Microsatellite instability in Korean patients with gastric adenocarcinoma

M S Jee  1 C KooM H KimC ChoiK M LeeS K ChoiJ S RewC M Yoon
Affiliations

Microsatellite instability in Korean patients with gastric adenocarcinoma

M S Jee et al. Korean J Intern Med. 1997 Jun.

Abstract

Objectives: Microsatellites are short repeated oligonucleotide sequences found throughout the human genome. High mutation rates in microsatellite sequences have been found in tumors from patients with hereditary non-polyposis colorectal carcinoma and some sporadic carcinomas. However, little information is available regarding RER-positive phenotype in gastric carcinomas, particularly in terms of age of onset and other pathologic features, such as histologic types, degree of differentiation, location or stage of the carcinoma.

Methods: To obtain a better understanding of the molecular mechanism of gastric carcinogenesis, microsatellite instability was examined at 6 gene loci (D2S71, D2S119, D3S1067, D6S87, D8S87, D11S905) in 77 gastric carcinomas (40 cases of young patients and 37 cases of elderly patients).

**AVAILABLE DATA**
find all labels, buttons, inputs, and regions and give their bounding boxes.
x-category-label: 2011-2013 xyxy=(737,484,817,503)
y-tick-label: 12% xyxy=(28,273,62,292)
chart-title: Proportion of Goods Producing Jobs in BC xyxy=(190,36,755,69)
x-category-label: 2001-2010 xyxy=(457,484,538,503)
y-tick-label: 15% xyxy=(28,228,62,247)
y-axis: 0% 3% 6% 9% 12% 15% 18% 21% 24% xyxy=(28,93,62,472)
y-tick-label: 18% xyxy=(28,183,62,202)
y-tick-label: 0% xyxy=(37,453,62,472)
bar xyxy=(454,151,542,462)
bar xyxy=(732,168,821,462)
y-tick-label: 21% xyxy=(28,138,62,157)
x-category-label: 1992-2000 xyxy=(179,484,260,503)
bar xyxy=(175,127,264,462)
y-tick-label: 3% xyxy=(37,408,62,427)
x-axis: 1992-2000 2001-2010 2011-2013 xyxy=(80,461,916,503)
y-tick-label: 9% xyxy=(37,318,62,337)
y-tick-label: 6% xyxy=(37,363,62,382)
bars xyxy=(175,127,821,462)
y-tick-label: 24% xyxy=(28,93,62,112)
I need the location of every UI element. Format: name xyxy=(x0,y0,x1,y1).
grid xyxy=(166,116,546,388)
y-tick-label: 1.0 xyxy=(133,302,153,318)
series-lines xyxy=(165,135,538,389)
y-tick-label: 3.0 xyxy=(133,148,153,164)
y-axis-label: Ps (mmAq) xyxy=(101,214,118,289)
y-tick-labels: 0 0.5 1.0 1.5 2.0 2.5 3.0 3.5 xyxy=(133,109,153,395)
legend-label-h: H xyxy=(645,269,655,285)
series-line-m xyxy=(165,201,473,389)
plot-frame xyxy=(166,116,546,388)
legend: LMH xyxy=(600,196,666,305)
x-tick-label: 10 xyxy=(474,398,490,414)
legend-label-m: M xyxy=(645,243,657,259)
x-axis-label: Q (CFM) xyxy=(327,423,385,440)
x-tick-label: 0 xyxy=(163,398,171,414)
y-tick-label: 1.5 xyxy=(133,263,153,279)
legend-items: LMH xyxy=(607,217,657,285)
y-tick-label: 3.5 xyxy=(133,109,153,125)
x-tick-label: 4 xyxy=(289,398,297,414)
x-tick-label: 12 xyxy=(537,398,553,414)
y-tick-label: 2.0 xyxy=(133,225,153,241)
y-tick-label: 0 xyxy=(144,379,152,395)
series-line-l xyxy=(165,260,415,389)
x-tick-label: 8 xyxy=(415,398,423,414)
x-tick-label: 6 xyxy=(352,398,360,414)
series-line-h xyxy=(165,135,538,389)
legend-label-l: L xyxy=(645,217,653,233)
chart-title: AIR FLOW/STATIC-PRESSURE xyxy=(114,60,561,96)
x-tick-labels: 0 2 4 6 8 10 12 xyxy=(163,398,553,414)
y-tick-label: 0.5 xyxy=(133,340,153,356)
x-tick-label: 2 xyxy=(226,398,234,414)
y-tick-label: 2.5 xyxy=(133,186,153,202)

**WORK INSTRUCTION A**
Translate this sentence from the gastric carcinoma abstract into Spanish: "Microsatellites are short repeated oligonucleotide sequences found throughout the human genome."
**WORK INSTRUCTION B**
From the gastric carcinoma abstract, copy out the text between "M S Jee et al." and "of the carcinoma.", inclusive.

**TASK ANSWER A**
Los microsatélites son secuencias cortas de oligonucleótidos repetidos que se encuentran en todo el genoma humano.

**TASK ANSWER B**
M S Jee et al. Korean J Intern Med. 1997 Jun.

Abstract

Objectives: Microsatellites are short repeated oligonucleotide sequences found throughout the human genome. High mutation rates in microsatellite sequences have been found in tumors from patients with hereditary non-polyposis colorectal carcinoma and some sporadic carcinomas. However, little information is available regarding RER-positive phenotype in gastric carcinomas, particularly in terms of age of onset and other pathologic features, such as histologic types, degree of differentiation, location or stage of the carcinoma.